### YOUR TASK
How many lines in these records hold the string "Bundesnetzagentur"? Reply with the number alone.

Start of INFORMATION PROVIDED

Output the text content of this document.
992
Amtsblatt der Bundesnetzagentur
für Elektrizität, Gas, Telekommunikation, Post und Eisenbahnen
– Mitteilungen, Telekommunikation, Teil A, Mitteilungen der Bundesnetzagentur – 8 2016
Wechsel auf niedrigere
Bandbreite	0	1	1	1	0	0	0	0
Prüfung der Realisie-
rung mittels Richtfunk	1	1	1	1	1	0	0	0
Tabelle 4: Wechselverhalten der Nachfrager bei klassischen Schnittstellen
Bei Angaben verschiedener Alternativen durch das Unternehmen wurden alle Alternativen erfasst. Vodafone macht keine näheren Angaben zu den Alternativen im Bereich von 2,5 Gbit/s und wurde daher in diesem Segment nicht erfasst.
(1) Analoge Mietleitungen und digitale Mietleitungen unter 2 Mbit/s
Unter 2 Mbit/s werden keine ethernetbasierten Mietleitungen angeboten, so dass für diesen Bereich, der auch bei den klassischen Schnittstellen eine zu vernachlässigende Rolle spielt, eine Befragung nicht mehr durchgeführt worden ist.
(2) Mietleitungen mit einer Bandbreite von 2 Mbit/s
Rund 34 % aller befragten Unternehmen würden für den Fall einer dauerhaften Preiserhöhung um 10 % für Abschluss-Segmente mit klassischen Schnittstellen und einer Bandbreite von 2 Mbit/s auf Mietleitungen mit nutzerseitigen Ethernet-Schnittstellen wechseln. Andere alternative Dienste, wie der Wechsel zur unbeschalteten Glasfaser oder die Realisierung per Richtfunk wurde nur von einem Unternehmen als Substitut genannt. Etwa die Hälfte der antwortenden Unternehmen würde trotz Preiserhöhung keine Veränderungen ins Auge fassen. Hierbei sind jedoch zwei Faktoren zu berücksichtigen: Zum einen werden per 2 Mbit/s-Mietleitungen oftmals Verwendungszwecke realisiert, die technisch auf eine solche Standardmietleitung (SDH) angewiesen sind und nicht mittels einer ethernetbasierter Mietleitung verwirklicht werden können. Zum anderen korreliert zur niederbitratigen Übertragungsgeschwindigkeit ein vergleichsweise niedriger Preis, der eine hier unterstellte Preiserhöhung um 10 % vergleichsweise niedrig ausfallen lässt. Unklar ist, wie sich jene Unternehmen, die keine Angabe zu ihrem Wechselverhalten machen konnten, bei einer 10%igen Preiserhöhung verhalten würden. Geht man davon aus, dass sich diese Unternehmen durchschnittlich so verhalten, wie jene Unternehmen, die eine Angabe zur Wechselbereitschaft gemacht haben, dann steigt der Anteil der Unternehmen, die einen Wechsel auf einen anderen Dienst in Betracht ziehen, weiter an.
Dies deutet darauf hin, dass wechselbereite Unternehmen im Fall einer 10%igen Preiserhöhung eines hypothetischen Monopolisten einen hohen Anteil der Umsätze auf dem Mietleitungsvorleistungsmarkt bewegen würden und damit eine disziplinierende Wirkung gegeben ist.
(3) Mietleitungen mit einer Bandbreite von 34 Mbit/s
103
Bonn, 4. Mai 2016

End of INFORMATION PROVIDED

### FULL OUTPUT
2